=== WHAT IS REQUIRED ===
Filter this material down to the lines that hold "将原图形沿", copying each one.
### INPUT ROWS ###
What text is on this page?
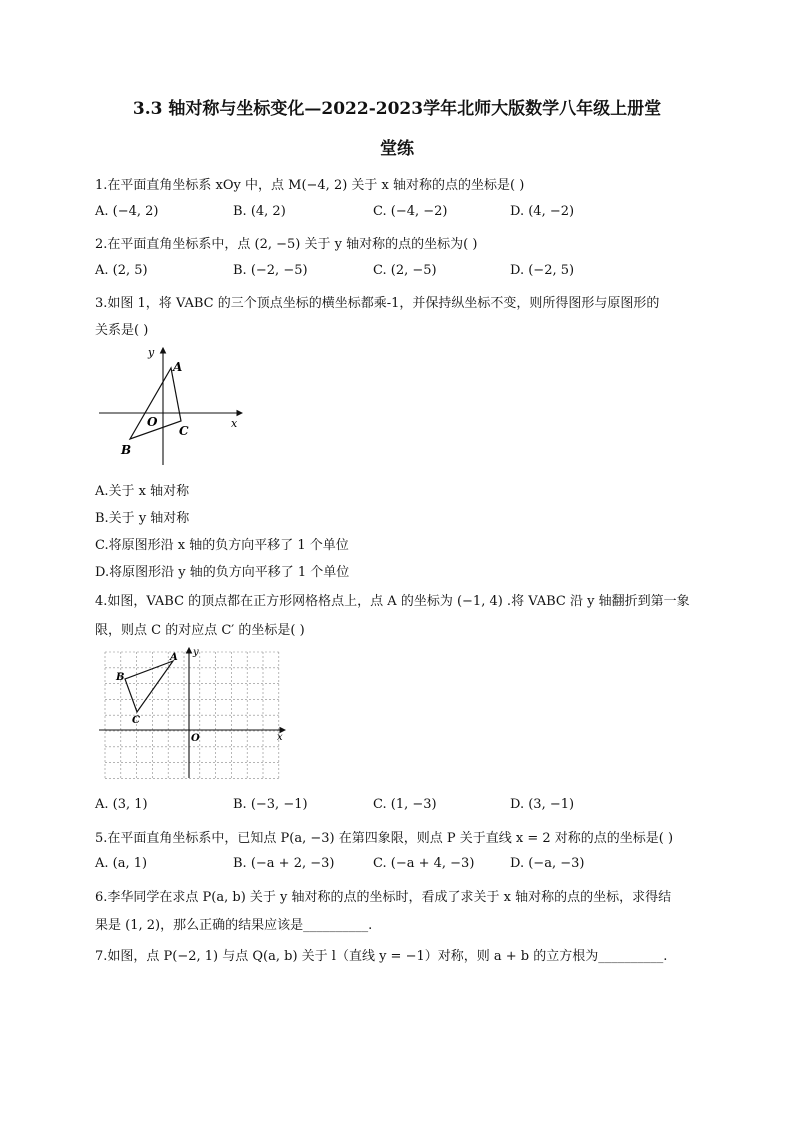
3.3 轴对称与坐标变化—2022-2023学年北师大版数学八年级上册堂
堂练
1.在平面直角坐标系 xOy 中，点 M(−4, 2) 关于 x 轴对称的点的坐标是( )
A. (−4, 2)	B. (4, 2)	C. (−4, −2)	D. (4, −2)
2.在平面直角坐标系中，点 (2, −5) 关于 y 轴对称的点的坐标为( )
A. (2, 5)	B. (−2, −5)	C. (2, −5)	D. (−2, 5)
3.如图 1，将 VABC 的三个顶点坐标的横坐标都乘-1，并保持纵坐标不变，则所得图形与原图形的
关系是( )
y
x
O
A
B
C
A.关于 x 轴对称
B.关于 y 轴对称
C.将原图形沿 x 轴的负方向平移了 1 个单位
D.将原图形沿 y 轴的负方向平移了 1 个单位
4.如图，VABC 的顶点都在正方形网格格点上，点 A 的坐标为 (−1, 4) .将 VABC 沿 y 轴翻折到第一象
限，则点 C 的对应点 C′ 的坐标是( )
y
x
O
A
B
C
A. (3, 1)	B. (−3, −1)	C. (1, −3)	D. (3, −1)
5.在平面直角坐标系中，已知点 P(a, −3) 在第四象限，则点 P 关于直线 x = 2 对称的点的坐标是( )
A. (a, 1)	B. (−a + 2, −3)	C. (−a + 4, −3)	D. (−a, −3)
6.李华同学在求点 P(a, b) 关于 y 轴对称的点的坐标时，看成了求关于 x 轴对称的点的坐标，求得结
果是 (1, 2)，那么正确的结果应该是__________.
7.如图，点 P(−2, 1) 与点 Q(a, b) 关于 l（直线 y = −1）对称，则 a + b 的立方根为__________.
###
=== RESULT FOR THIS TASK ===
C.将原图形沿 x 轴的负方向平移了 1 个单位
D.将原图形沿 y 轴的负方向平移了 1 个单位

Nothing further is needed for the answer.